#### Task directions:
Write the material out again exactly as it stands.

#### Data for the task:
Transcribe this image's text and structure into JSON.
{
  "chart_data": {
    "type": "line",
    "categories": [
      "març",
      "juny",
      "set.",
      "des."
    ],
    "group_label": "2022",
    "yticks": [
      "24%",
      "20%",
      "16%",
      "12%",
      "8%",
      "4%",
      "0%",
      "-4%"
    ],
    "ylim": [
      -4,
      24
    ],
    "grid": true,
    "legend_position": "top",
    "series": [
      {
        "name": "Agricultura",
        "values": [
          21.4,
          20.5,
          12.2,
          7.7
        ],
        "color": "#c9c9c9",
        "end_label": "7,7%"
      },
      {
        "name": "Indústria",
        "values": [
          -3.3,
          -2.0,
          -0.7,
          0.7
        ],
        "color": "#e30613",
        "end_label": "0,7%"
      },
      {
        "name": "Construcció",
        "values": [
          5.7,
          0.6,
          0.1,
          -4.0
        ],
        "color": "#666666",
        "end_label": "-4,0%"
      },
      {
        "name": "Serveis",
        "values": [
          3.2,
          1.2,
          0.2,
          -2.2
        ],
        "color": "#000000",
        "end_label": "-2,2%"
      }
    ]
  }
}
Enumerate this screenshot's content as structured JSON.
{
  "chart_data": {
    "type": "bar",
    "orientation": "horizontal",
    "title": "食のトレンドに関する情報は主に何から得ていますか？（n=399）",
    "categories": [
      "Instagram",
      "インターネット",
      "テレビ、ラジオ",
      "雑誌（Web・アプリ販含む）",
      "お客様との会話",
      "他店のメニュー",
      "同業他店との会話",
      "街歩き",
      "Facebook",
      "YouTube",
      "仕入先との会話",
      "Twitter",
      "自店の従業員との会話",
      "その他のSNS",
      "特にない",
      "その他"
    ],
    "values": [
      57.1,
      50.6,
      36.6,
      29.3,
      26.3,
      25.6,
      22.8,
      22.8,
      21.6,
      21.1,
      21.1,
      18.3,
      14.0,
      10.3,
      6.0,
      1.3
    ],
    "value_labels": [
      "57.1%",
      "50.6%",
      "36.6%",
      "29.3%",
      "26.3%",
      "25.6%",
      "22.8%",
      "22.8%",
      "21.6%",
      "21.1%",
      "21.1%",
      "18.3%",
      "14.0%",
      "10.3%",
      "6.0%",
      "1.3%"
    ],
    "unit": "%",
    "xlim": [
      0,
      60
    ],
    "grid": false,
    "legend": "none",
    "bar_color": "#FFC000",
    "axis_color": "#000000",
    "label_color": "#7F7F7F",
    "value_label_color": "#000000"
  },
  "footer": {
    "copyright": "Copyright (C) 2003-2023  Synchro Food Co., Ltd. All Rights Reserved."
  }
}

#### Expected answer:
Transcribe this image's text and structure into JSON.
{
  "chart_data": {
    "type": "line",
    "categories": [
      "març",
      "juny",
      "set.",
      "des."
    ],
    "group_label": "2022",
    "yticks": [
      "24%",
      "20%",
      "16%",
      "12%",
      "8%",
      "4%",
      "0%",
      "-4%"
    ],
    "ylim": [
      -4,
      24
    ],
    "grid": true,
    "legend_position": "top",
    "series": [
      {
        "name": "Agricultura",
        "values": [
          21.4,
          20.5,
          12.2,
          7.7
        ],
        "color": "#c9c9c9",
        "end_label": "7,7%"
      },
      {
        "name": "Indústria",
        "values": [
          -3.3,
          -2.0,
          -0.7,
          0.7
        ],
        "color": "#e30613",
        "end_label": "0,7%"
      },
      {
        "name": "Construcció",
        "values": [
          5.7,
          0.6,
          0.1,
          -4.0
        ],
        "color": "#666666",
        "end_label": "-4,0%"
      },
      {
        "name": "Serveis",
        "values": [
          3.2,
          1.2,
          0.2,
          -2.2
        ],
        "color": "#000000",
        "end_label": "-2,2%"
      }
    ]
  }
}
Enumerate this screenshot's content as structured JSON.
{
  "chart_data": {
    "type": "bar",
    "orientation": "horizontal",
    "title": "食のトレンドに関する情報は主に何から得ていますか？（n=399）",
    "categories": [
      "Instagram",
      "インターネット",
      "テレビ、ラジオ",
      "雑誌（Web・アプリ販含む）",
      "お客様との会話",
      "他店のメニュー",
      "同業他店との会話",
      "街歩き",
      "Facebook",
      "YouTube",
      "仕入先との会話",
      "Twitter",
      "自店の従業員との会話",
      "その他のSNS",
      "特にない",
      "その他"
    ],
    "values": [
      57.1,
      50.6,
      36.6,
      29.3,
      26.3,
      25.6,
      22.8,
      22.8,
      21.6,
      21.1,
      21.1,
      18.3,
      14.0,
      10.3,
      6.0,
      1.3
    ],
    "value_labels": [
      "57.1%",
      "50.6%",
      "36.6%",
      "29.3%",
      "26.3%",
      "25.6%",
      "22.8%",
      "22.8%",
      "21.6%",
      "21.1%",
      "21.1%",
      "18.3%",
      "14.0%",
      "10.3%",
      "6.0%",
      "1.3%"
    ],
    "unit": "%",
    "xlim": [
      0,
      60
    ],
    "grid": false,
    "legend": "none",
    "bar_color": "#FFC000",
    "axis_color": "#000000",
    "label_color": "#7F7F7F",
    "value_label_color": "#000000"
  },
  "footer": {
    "copyright": "Copyright (C) 2003-2023  Synchro Food Co., Ltd. All Rights Reserved."
  }
}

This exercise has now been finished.